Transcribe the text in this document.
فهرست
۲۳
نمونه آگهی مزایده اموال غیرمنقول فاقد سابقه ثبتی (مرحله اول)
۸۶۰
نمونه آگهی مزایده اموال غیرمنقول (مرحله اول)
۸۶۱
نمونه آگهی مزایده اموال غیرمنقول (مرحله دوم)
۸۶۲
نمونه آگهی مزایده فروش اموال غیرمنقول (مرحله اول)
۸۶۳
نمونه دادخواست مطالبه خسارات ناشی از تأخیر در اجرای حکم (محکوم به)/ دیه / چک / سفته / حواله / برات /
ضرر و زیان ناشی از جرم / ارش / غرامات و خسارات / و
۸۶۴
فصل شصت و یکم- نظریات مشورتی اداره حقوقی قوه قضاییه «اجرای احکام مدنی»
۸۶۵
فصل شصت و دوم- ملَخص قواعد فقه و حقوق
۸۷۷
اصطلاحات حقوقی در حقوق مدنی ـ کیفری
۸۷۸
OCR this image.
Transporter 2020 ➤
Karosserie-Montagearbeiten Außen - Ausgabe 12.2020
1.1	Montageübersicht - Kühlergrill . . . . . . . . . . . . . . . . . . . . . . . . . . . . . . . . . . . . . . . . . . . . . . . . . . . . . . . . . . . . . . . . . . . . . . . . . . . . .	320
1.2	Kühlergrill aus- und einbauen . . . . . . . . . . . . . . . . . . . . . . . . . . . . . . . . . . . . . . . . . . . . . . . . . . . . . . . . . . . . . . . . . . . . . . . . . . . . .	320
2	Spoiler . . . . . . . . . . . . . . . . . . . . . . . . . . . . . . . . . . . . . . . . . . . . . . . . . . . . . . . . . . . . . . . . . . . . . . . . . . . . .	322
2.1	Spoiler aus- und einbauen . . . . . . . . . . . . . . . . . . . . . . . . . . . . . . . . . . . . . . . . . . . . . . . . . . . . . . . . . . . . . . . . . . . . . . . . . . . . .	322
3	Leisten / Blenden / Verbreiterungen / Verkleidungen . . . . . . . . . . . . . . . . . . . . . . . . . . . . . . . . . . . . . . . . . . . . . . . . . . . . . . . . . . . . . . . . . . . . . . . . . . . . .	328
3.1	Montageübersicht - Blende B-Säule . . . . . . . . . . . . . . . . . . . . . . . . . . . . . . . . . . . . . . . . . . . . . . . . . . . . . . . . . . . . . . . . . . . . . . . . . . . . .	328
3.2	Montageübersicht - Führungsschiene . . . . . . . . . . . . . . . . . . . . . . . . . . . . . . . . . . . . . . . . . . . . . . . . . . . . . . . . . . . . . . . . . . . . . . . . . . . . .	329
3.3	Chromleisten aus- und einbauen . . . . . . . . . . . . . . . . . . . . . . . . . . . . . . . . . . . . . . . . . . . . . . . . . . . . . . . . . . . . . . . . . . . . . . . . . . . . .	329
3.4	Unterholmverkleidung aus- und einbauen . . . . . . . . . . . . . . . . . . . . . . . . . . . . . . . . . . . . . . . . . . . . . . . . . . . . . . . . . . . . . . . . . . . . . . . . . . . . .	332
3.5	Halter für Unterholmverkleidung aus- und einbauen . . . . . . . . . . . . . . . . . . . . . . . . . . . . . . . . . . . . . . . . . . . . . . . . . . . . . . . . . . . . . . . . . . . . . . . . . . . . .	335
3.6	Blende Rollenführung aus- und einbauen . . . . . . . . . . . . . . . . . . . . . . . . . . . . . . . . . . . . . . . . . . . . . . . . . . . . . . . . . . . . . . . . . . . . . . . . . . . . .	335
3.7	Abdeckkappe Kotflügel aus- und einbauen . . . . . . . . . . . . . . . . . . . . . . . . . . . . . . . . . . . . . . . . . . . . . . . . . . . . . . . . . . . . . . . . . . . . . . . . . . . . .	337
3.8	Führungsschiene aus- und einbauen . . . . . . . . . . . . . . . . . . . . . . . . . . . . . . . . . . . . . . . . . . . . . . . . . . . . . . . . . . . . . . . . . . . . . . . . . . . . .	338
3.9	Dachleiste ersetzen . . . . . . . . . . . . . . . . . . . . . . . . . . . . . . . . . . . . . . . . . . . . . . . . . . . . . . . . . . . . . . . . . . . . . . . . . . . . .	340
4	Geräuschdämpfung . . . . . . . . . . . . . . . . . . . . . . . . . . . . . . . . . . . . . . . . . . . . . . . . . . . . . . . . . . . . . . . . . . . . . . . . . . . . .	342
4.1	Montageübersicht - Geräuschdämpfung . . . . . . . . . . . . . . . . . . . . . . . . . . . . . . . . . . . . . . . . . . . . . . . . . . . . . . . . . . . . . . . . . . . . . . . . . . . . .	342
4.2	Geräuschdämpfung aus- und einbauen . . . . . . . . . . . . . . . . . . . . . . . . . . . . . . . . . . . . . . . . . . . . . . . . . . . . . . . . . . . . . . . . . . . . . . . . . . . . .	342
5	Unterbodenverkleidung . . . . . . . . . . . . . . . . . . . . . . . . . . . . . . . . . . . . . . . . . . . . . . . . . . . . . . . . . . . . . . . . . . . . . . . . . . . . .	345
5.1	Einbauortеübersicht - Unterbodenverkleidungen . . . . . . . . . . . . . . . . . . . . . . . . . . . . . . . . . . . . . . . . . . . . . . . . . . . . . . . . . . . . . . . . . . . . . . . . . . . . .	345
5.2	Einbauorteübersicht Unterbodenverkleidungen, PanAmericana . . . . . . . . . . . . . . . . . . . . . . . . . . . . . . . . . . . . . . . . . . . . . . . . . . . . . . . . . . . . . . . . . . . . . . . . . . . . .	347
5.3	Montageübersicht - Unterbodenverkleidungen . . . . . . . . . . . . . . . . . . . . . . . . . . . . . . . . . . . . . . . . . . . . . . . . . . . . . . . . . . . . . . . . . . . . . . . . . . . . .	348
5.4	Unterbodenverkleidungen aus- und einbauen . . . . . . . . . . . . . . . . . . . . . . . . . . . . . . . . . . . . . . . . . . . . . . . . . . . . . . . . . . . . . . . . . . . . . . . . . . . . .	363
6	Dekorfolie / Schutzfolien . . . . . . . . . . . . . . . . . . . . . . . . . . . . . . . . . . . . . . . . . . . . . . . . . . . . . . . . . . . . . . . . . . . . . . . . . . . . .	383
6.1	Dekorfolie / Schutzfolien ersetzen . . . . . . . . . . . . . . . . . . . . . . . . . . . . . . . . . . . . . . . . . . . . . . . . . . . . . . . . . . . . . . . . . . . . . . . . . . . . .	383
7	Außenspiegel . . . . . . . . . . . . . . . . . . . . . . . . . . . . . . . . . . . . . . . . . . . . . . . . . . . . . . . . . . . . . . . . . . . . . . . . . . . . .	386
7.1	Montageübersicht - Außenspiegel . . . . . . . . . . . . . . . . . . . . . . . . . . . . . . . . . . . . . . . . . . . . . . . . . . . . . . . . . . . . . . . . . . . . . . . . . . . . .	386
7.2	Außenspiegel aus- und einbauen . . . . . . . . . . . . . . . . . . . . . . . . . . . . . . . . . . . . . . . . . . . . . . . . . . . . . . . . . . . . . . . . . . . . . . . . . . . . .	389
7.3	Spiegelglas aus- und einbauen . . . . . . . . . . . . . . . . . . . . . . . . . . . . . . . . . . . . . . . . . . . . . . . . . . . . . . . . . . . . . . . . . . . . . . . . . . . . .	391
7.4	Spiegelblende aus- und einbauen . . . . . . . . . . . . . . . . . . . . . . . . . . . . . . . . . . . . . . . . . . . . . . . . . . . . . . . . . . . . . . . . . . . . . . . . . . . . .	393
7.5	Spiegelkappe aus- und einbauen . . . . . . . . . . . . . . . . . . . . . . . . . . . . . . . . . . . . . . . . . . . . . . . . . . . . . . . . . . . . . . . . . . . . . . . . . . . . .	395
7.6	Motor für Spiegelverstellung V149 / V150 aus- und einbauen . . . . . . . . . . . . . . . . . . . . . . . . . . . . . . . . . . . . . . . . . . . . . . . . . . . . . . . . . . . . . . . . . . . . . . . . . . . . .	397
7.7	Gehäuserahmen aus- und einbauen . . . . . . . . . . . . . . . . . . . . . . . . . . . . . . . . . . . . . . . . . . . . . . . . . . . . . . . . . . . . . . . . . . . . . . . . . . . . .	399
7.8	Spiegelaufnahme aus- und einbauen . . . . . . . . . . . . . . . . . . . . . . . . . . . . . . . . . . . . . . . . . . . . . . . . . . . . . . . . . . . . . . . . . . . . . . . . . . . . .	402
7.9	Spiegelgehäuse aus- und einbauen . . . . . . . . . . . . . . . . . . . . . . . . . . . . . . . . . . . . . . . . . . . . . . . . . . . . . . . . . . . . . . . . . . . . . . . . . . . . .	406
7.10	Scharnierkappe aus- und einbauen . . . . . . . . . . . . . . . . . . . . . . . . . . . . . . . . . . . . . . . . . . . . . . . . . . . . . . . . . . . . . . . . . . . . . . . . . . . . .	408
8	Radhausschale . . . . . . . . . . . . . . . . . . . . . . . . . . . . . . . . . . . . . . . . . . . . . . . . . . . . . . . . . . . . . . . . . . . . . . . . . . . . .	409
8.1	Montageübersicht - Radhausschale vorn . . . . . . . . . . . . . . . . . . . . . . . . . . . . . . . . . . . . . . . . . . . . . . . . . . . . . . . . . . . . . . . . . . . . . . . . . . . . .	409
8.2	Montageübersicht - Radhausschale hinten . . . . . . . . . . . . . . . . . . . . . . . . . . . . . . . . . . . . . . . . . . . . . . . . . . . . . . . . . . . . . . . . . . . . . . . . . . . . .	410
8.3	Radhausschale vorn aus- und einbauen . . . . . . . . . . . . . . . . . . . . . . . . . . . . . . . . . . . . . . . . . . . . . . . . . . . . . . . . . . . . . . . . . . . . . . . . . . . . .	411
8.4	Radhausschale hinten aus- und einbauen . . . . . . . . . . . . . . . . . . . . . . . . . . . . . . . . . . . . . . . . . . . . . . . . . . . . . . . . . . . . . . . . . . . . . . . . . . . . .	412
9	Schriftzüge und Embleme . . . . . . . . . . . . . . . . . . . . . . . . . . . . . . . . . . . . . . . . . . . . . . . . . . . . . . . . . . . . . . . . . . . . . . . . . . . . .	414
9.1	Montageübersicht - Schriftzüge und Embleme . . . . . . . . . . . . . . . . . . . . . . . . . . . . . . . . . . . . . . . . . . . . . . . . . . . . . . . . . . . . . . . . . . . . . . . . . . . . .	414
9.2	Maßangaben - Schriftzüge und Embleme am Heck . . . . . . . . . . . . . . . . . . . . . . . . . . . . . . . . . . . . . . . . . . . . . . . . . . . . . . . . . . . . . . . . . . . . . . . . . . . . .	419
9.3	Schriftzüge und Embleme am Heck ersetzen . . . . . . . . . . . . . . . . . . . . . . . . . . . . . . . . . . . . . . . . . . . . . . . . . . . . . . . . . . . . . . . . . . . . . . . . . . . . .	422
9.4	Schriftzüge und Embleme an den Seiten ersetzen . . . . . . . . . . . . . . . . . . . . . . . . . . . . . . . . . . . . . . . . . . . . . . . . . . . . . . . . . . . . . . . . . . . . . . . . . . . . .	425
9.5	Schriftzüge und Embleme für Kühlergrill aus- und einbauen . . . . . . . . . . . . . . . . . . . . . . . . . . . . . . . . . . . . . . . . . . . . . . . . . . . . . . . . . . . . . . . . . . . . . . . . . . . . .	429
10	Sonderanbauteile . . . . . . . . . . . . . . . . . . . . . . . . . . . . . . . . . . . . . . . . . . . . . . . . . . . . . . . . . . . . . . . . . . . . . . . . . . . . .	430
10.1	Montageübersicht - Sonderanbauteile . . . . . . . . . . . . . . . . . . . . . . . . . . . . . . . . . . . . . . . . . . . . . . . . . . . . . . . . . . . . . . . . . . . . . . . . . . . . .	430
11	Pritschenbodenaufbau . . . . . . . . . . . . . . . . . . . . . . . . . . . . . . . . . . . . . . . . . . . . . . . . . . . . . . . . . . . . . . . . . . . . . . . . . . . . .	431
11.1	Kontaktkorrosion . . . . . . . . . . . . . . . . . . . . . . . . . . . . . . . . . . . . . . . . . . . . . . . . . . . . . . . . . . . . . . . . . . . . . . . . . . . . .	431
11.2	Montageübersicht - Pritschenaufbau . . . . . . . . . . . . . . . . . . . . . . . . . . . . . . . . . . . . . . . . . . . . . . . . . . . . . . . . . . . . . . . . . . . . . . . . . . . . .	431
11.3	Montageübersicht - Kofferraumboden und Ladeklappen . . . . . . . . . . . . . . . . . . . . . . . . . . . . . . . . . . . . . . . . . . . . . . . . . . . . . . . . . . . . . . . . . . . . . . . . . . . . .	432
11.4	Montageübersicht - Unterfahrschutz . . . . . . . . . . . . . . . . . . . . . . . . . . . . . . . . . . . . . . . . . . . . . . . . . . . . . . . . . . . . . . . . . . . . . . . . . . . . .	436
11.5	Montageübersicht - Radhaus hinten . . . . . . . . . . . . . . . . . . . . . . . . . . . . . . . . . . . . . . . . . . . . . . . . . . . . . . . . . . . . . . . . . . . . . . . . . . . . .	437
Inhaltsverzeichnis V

------------

Exercise prompt: Identify each line in the records above containing the word "Unterholmverkleidung"; copy those lines.

Answer below:
3.4	Unterholmverkleidung aus- und einbauen . . . . . . . . . . . . . . . . . . . . . . . . . . . . . . . . . . . . . . . . . . . . . . . . . . . . . . . . . . . . . . . . . . . . . . . . . . . . .	332
3.5	Halter für Unterholmverkleidung aus- und einbauen . . . . . . . . . . . . . . . . . . . . . . . . . . . . . . . . . . . . . . . . . . . . . . . . . . . . . . . . . . . . . . . . . . . . . . . . . . . . .	335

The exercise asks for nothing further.